_Material for the task_.
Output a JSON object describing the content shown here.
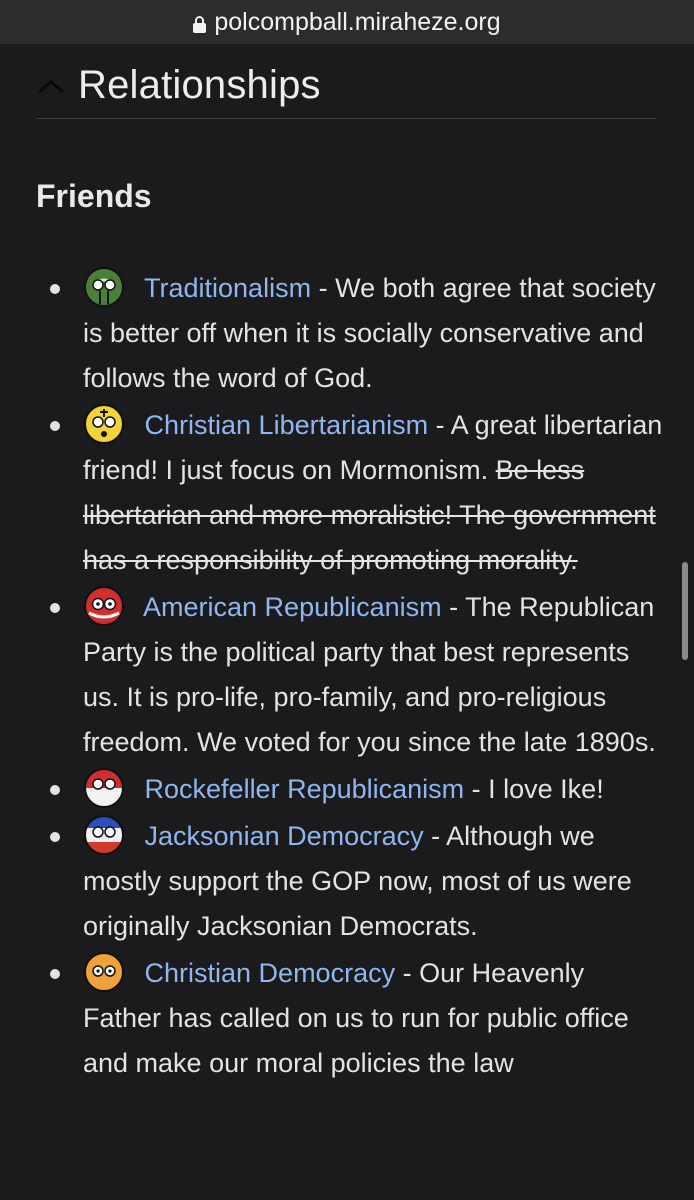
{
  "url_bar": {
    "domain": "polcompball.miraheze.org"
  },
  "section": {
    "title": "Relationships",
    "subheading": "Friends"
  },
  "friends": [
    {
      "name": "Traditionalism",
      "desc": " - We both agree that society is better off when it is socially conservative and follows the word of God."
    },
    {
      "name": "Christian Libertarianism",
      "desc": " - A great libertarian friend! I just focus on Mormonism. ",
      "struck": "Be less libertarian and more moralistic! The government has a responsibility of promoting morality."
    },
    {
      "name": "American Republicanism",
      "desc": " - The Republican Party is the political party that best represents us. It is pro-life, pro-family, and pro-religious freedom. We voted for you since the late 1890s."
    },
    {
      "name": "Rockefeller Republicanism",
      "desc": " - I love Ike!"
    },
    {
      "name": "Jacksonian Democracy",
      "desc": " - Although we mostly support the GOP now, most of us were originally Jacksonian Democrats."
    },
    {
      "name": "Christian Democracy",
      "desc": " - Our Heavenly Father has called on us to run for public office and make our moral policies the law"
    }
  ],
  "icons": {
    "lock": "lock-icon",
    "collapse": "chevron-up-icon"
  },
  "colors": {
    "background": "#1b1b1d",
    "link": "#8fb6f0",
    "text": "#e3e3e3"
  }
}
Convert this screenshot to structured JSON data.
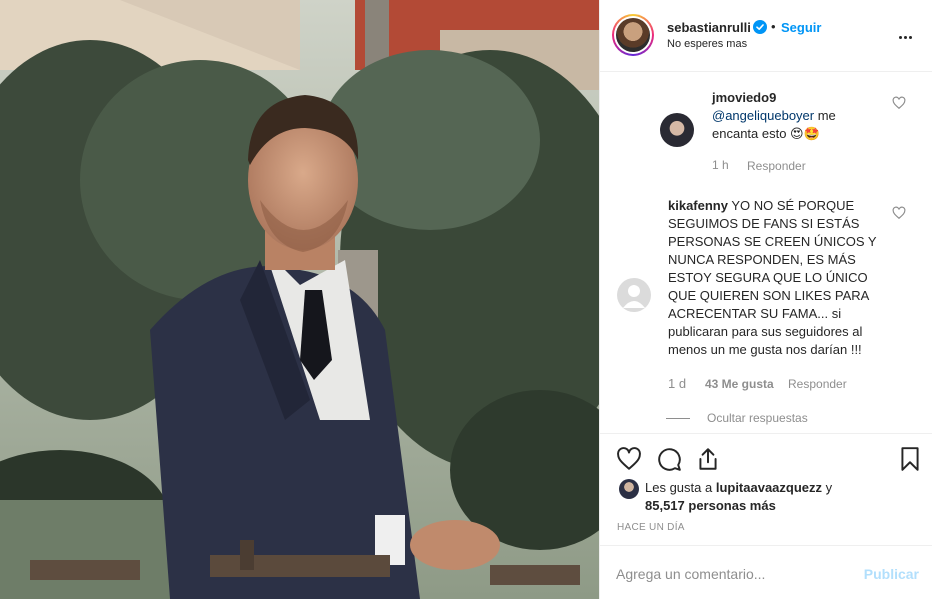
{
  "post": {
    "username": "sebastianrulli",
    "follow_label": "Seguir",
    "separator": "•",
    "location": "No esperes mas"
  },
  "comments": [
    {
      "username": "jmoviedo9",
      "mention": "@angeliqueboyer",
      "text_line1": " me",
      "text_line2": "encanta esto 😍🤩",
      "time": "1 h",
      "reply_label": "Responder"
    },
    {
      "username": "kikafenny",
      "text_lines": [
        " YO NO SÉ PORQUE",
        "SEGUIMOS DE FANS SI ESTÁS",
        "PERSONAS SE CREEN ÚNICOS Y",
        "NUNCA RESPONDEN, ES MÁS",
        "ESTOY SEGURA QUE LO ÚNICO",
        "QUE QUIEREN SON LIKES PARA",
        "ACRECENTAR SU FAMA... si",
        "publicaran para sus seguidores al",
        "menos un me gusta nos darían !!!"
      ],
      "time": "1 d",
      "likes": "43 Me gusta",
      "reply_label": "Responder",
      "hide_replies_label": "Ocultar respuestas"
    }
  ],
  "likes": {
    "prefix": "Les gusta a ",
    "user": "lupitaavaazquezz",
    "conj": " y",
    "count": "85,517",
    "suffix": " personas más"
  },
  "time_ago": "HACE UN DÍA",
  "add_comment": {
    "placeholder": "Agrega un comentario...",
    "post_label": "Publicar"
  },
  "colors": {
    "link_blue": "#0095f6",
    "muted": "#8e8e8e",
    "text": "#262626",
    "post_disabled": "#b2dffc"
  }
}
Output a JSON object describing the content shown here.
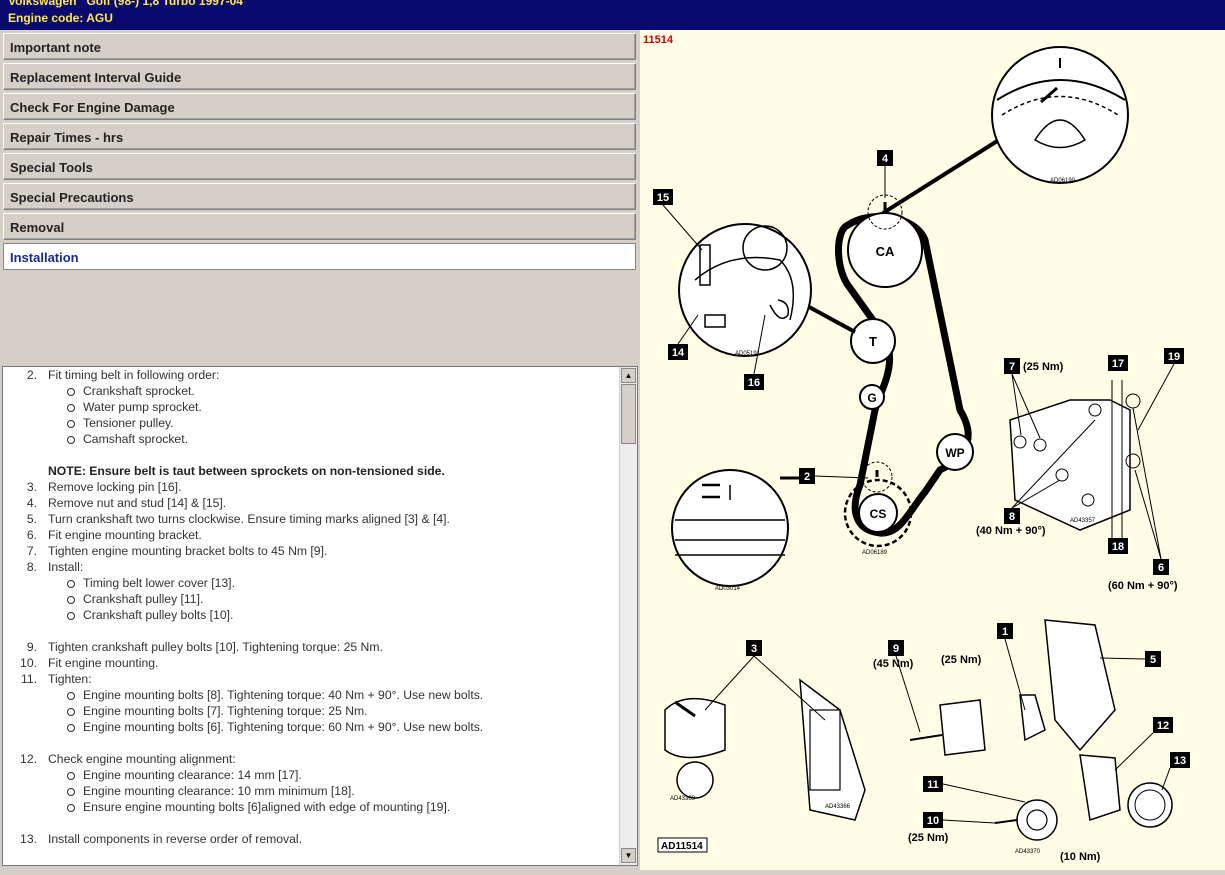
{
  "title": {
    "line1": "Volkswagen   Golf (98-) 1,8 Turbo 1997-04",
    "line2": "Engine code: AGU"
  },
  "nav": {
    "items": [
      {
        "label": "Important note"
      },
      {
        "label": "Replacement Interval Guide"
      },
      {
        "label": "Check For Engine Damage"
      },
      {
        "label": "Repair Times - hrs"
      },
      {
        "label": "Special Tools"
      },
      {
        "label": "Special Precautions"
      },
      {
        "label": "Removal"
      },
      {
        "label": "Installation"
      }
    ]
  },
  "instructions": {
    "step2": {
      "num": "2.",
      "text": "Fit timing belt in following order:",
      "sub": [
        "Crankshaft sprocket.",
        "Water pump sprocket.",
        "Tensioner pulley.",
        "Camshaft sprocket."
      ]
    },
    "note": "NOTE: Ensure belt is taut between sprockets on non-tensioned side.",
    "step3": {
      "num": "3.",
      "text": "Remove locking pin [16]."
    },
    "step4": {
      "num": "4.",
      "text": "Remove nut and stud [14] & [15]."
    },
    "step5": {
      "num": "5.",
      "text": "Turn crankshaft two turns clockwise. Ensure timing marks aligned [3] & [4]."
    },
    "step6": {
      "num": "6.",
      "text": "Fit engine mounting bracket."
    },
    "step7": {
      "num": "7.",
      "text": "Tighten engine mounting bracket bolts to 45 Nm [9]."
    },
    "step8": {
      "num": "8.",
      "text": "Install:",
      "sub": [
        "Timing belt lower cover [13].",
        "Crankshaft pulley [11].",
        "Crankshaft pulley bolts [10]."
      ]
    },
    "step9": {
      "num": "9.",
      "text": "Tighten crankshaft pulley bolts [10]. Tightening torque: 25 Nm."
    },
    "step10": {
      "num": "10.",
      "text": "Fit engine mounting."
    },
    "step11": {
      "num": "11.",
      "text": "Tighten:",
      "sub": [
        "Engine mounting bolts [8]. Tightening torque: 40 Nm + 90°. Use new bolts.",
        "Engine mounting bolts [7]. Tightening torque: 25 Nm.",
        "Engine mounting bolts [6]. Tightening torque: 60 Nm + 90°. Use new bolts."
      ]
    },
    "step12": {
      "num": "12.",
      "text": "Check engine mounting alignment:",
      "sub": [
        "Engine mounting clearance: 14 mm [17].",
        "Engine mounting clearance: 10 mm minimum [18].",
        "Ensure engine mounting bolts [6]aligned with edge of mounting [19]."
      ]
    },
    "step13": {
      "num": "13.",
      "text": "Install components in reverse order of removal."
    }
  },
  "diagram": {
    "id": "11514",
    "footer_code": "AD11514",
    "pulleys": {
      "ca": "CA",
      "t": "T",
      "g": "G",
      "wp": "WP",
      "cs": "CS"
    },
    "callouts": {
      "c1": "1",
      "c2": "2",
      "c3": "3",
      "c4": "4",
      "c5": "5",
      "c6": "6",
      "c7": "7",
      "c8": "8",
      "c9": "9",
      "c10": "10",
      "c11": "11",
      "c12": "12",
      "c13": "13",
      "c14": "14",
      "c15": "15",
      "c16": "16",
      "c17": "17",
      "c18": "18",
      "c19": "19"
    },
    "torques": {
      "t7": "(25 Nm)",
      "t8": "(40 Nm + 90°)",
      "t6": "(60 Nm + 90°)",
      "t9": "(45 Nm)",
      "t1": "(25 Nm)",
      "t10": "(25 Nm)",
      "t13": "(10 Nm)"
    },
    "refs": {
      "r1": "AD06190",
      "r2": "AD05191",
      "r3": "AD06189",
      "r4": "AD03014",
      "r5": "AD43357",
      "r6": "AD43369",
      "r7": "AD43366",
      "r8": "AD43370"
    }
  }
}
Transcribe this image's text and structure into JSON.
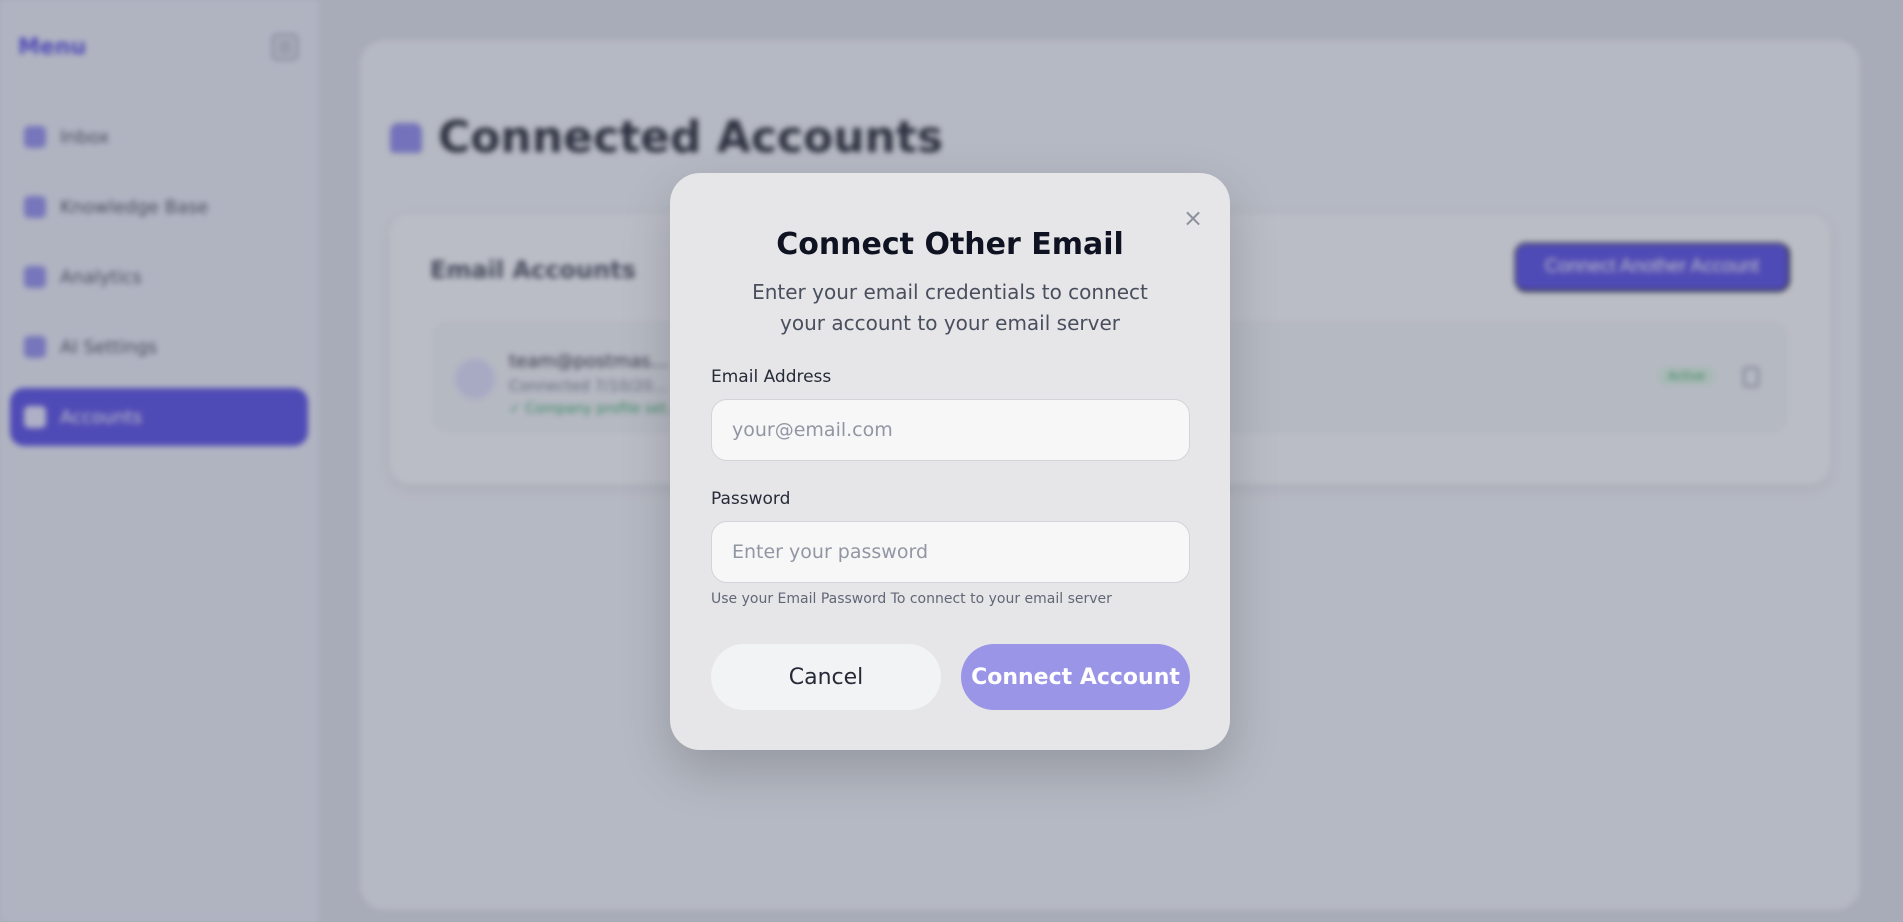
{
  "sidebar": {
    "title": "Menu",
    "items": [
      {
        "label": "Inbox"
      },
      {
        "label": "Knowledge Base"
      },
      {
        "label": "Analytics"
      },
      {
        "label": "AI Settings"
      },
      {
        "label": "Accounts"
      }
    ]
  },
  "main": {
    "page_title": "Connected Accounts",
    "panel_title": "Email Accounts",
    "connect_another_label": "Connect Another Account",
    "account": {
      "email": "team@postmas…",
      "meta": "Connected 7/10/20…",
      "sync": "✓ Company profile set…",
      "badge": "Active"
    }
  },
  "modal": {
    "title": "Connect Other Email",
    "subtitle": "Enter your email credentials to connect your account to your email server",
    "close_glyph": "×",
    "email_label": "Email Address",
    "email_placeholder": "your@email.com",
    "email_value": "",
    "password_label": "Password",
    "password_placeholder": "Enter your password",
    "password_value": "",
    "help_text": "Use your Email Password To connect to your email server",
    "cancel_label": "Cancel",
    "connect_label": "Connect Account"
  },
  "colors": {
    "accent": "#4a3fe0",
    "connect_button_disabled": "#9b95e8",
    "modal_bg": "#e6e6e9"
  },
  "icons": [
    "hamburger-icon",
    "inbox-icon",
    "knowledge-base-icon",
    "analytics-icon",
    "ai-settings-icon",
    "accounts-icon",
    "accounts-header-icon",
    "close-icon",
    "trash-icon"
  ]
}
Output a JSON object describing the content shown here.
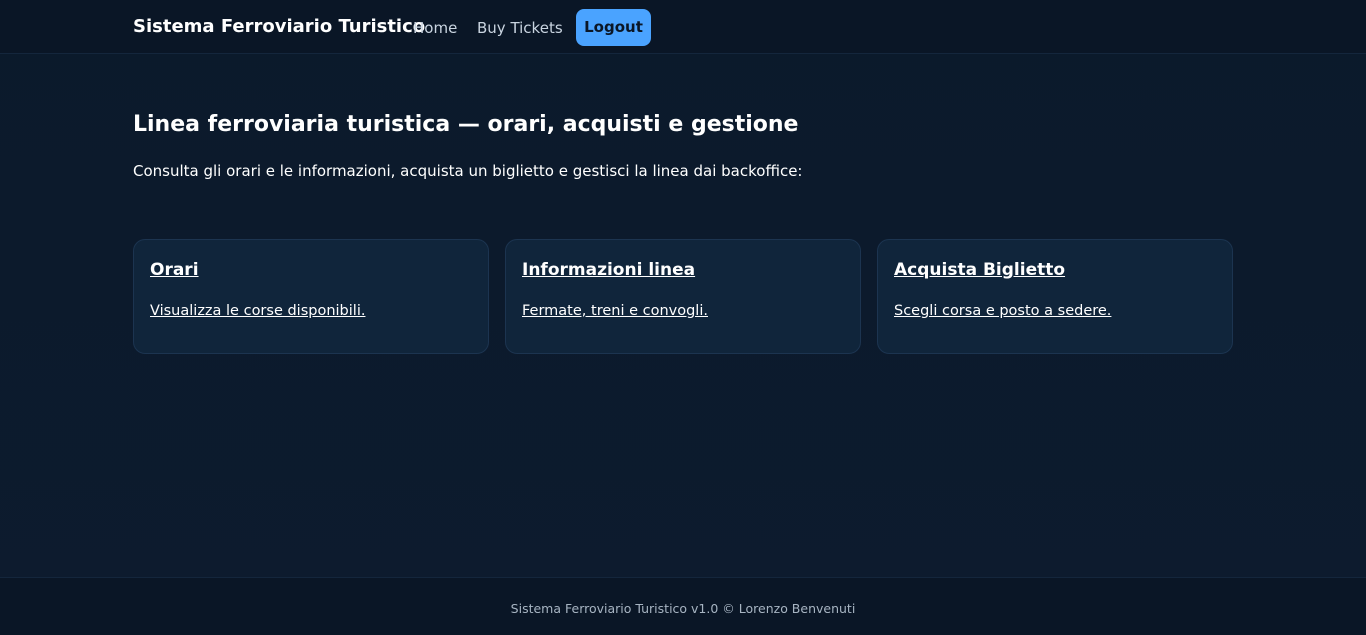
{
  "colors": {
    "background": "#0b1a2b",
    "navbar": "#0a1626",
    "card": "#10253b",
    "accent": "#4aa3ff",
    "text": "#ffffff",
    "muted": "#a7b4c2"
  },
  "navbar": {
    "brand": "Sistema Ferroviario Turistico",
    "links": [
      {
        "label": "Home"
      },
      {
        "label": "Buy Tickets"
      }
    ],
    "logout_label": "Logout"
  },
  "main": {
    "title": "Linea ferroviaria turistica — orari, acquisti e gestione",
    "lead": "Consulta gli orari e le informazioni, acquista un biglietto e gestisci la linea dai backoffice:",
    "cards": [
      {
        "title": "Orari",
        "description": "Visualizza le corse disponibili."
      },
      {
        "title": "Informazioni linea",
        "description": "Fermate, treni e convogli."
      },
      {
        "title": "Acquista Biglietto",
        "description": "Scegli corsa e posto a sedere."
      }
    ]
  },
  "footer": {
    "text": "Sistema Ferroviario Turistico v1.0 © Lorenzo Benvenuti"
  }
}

_Problem statement_. Report every line containing the word "Democracy" from the listing above.

_Output below_.
      "name": "Jacksonian Democracy",
      "name": "Christian Democracy",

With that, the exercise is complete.